▶ [EXERCISE TASK] Copy out the lines word for word, from the first line of the records through the line holding "upessc-emblem-logo[interactable]: UPESSC [30,42,134,146]", inclusive.

— START OF DATA —

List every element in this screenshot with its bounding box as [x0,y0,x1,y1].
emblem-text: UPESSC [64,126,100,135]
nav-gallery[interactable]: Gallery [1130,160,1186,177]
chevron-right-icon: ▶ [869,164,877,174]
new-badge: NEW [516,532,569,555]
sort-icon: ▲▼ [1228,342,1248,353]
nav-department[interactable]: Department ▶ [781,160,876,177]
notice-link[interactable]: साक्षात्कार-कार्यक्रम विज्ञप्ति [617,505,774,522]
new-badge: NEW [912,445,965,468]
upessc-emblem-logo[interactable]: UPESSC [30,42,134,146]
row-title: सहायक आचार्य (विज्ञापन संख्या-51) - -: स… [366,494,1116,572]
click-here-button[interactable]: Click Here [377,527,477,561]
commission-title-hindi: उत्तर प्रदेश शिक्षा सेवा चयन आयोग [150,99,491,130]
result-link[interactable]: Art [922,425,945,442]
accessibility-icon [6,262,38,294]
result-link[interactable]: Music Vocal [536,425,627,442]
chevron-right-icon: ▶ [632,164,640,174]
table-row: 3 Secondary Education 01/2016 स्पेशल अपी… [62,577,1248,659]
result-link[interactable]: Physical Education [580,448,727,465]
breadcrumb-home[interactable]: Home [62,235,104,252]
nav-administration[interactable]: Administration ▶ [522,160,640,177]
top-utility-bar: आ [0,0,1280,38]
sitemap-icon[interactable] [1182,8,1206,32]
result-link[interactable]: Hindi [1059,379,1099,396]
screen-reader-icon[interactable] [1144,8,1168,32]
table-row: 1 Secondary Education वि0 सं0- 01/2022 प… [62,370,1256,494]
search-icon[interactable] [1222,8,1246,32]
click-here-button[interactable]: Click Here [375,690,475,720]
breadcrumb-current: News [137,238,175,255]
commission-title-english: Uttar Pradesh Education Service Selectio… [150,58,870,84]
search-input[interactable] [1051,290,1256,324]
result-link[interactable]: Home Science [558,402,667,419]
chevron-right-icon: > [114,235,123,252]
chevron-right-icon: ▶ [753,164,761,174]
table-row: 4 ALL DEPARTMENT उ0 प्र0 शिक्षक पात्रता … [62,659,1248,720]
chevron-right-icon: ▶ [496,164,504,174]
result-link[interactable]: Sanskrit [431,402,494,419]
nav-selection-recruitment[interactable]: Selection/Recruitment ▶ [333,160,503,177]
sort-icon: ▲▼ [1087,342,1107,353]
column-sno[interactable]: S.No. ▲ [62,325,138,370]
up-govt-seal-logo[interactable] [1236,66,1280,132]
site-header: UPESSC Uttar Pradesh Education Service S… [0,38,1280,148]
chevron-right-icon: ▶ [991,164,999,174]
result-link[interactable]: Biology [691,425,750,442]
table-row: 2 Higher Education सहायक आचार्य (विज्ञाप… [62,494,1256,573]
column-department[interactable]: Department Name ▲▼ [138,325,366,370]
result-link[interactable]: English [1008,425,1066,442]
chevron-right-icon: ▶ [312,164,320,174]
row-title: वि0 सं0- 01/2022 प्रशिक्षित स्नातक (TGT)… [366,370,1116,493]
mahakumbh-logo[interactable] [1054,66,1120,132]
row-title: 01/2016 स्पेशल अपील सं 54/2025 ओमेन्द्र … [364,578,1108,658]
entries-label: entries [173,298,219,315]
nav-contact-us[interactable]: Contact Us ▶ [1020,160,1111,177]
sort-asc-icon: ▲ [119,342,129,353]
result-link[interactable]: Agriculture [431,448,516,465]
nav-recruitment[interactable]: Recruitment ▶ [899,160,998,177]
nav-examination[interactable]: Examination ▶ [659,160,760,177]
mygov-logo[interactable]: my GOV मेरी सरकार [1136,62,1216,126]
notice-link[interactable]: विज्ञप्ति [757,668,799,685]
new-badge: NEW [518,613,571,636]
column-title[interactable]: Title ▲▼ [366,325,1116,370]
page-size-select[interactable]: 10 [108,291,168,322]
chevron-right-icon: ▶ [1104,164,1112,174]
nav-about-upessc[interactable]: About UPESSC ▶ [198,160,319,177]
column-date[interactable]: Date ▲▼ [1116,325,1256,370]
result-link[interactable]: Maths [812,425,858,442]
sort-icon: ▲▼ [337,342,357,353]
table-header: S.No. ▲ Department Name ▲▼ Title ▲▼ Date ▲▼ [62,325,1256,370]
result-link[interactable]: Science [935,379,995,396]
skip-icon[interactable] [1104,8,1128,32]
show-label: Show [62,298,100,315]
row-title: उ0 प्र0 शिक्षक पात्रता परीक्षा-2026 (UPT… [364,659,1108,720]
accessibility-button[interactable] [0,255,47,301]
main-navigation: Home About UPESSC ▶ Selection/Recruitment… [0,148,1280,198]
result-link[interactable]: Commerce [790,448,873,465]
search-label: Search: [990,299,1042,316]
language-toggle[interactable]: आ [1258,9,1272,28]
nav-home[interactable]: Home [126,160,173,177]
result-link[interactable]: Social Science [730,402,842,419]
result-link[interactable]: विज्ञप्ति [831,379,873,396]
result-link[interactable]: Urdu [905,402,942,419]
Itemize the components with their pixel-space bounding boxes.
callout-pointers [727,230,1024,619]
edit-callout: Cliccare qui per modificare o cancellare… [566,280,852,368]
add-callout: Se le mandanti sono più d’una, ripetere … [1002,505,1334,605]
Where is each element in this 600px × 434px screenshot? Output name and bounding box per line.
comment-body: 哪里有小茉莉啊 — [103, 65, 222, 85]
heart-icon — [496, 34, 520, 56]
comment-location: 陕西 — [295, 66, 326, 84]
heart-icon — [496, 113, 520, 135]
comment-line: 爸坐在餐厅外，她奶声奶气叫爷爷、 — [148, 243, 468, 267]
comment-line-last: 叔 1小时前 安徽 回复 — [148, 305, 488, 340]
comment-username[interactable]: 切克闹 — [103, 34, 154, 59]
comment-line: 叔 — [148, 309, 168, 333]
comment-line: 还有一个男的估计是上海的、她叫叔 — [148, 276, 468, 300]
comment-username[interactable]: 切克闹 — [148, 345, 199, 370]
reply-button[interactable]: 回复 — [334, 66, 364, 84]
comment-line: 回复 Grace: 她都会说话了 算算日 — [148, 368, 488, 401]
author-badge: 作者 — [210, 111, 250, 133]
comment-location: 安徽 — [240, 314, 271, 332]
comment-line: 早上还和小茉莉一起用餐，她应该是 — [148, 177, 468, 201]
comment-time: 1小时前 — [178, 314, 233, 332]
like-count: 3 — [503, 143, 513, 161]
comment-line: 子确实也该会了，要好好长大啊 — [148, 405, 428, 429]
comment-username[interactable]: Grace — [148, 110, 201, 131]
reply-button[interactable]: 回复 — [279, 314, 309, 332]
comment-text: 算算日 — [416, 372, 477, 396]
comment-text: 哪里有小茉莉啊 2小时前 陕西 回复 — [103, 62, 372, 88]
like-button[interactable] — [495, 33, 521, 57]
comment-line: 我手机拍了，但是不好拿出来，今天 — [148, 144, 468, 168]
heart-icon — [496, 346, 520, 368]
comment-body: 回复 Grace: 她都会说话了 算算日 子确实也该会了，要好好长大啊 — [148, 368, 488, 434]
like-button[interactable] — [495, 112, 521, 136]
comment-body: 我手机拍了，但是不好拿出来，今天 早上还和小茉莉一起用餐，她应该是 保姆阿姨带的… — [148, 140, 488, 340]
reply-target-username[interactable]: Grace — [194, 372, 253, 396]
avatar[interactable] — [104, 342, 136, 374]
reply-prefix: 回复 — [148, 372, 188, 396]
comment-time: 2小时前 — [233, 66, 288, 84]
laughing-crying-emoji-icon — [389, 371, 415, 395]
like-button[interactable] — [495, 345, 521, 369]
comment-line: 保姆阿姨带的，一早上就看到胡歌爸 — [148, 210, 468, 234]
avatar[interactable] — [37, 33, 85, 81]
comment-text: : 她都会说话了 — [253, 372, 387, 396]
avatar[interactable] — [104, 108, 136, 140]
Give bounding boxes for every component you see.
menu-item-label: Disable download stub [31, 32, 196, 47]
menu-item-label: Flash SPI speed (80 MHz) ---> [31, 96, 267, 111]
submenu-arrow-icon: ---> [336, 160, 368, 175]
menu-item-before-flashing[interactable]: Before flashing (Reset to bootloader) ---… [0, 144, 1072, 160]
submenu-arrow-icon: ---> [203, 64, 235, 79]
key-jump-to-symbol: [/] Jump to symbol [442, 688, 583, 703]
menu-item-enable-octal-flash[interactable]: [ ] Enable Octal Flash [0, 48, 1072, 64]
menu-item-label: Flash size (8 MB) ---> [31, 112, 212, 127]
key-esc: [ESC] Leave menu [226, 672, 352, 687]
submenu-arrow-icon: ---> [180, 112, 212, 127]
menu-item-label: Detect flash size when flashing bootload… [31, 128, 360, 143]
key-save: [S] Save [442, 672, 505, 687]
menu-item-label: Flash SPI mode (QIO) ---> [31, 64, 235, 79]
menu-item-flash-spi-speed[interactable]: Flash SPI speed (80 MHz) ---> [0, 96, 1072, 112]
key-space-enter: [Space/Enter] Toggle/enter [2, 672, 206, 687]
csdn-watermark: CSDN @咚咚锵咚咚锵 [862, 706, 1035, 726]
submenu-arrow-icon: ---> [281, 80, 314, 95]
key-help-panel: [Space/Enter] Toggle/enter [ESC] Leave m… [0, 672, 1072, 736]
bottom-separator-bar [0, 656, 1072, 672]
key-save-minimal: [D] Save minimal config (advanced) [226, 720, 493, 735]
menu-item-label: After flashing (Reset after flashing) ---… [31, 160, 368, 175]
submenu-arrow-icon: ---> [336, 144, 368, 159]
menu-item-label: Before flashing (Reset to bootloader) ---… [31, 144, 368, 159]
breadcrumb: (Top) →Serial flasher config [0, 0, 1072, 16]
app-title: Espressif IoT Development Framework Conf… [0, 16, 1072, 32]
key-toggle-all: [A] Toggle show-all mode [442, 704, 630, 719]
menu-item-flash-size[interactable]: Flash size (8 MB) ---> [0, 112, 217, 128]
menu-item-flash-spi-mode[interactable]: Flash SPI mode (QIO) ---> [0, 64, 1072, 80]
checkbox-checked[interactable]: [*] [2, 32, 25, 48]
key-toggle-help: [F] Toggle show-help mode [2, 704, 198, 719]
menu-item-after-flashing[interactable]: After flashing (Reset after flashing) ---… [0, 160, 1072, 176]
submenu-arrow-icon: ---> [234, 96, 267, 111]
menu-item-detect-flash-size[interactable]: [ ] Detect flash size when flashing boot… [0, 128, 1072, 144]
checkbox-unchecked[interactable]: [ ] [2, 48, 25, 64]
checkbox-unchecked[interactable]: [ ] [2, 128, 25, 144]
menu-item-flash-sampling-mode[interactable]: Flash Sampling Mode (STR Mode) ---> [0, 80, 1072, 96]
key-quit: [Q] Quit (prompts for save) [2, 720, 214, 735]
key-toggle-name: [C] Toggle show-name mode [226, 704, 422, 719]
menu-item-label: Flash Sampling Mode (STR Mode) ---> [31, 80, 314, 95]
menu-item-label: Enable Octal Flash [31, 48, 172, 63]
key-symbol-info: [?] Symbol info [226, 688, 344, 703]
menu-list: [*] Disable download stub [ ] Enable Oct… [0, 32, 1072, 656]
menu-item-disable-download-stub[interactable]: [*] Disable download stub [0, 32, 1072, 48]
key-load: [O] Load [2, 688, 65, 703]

— END OF DATA —

▶ [OUTPUT OF THE TASK]
List every element in this screenshot with its bounding box as [x0,y0,x1,y1].
emblem-text: UPESSC [64,126,100,135]
nav-gallery[interactable]: Gallery [1130,160,1186,177]
chevron-right-icon: ▶ [869,164,877,174]
new-badge: NEW [516,532,569,555]
sort-icon: ▲▼ [1228,342,1248,353]
nav-department[interactable]: Department ▶ [781,160,876,177]
notice-link[interactable]: साक्षात्कार-कार्यक्रम विज्ञप्ति [617,505,774,522]
new-badge: NEW [912,445,965,468]
upessc-emblem-logo[interactable]: UPESSC [30,42,134,146]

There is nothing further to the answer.